Figure record extracts:
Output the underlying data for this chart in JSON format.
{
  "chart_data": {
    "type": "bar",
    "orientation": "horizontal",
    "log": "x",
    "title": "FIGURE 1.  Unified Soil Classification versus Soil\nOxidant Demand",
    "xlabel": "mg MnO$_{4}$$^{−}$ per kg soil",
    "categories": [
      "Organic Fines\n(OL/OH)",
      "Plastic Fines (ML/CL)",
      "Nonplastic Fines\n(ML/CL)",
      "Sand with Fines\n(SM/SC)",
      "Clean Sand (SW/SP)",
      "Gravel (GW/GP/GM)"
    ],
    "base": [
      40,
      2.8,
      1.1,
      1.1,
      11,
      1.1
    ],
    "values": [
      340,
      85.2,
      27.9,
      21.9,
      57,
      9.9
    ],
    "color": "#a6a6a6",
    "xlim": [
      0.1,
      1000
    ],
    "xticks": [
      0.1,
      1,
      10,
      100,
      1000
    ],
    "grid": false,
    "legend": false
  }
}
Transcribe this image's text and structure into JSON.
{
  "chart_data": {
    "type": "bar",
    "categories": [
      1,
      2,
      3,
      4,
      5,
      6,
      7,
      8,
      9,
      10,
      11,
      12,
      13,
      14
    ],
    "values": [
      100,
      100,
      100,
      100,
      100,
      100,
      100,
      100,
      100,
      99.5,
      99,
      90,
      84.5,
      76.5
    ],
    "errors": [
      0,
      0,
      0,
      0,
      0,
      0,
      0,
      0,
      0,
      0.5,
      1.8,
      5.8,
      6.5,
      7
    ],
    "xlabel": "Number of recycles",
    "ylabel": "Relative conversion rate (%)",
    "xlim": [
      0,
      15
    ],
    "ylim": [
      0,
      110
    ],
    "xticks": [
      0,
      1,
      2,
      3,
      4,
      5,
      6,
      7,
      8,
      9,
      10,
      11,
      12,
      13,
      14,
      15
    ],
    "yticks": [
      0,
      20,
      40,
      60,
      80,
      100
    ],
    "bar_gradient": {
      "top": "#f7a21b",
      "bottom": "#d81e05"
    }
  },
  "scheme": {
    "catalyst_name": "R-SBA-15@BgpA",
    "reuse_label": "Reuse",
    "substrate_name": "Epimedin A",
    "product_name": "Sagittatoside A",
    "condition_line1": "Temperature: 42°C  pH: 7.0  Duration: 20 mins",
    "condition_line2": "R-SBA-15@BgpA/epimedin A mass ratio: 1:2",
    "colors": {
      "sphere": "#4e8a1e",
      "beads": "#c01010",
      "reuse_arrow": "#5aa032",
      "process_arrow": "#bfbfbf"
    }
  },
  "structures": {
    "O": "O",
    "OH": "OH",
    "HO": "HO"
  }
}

- What to work on -
Extract the full listing above without alteration.

- Answer -
Output the underlying data for this chart in JSON format.
{
  "chart_data": {
    "type": "bar",
    "orientation": "horizontal",
    "log": "x",
    "title": "FIGURE 1.  Unified Soil Classification versus Soil\nOxidant Demand",
    "xlabel": "mg MnO$_{4}$$^{−}$ per kg soil",
    "categories": [
      "Organic Fines\n(OL/OH)",
      "Plastic Fines (ML/CL)",
      "Nonplastic Fines\n(ML/CL)",
      "Sand with Fines\n(SM/SC)",
      "Clean Sand (SW/SP)",
      "Gravel (GW/GP/GM)"
    ],
    "base": [
      40,
      2.8,
      1.1,
      1.1,
      11,
      1.1
    ],
    "values": [
      340,
      85.2,
      27.9,
      21.9,
      57,
      9.9
    ],
    "color": "#a6a6a6",
    "xlim": [
      0.1,
      1000
    ],
    "xticks": [
      0.1,
      1,
      10,
      100,
      1000
    ],
    "grid": false,
    "legend": false
  }
}
Transcribe this image's text and structure into JSON.
{
  "chart_data": {
    "type": "bar",
    "categories": [
      1,
      2,
      3,
      4,
      5,
      6,
      7,
      8,
      9,
      10,
      11,
      12,
      13,
      14
    ],
    "values": [
      100,
      100,
      100,
      100,
      100,
      100,
      100,
      100,
      100,
      99.5,
      99,
      90,
      84.5,
      76.5
    ],
    "errors": [
      0,
      0,
      0,
      0,
      0,
      0,
      0,
      0,
      0,
      0.5,
      1.8,
      5.8,
      6.5,
      7
    ],
    "xlabel": "Number of recycles",
    "ylabel": "Relative conversion rate (%)",
    "xlim": [
      0,
      15
    ],
    "ylim": [
      0,
      110
    ],
    "xticks": [
      0,
      1,
      2,
      3,
      4,
      5,
      6,
      7,
      8,
      9,
      10,
      11,
      12,
      13,
      14,
      15
    ],
    "yticks": [
      0,
      20,
      40,
      60,
      80,
      100
    ],
    "bar_gradient": {
      "top": "#f7a21b",
      "bottom": "#d81e05"
    }
  },
  "scheme": {
    "catalyst_name": "R-SBA-15@BgpA",
    "reuse_label": "Reuse",
    "substrate_name": "Epimedin A",
    "product_name": "Sagittatoside A",
    "condition_line1": "Temperature: 42°C  pH: 7.0  Duration: 20 mins",
    "condition_line2": "R-SBA-15@BgpA/epimedin A mass ratio: 1:2",
    "colors": {
      "sphere": "#4e8a1e",
      "beads": "#c01010",
      "reuse_arrow": "#5aa032",
      "process_arrow": "#bfbfbf"
    }
  },
  "structures": {
    "O": "O",
    "OH": "OH",
    "HO": "HO"
  }
}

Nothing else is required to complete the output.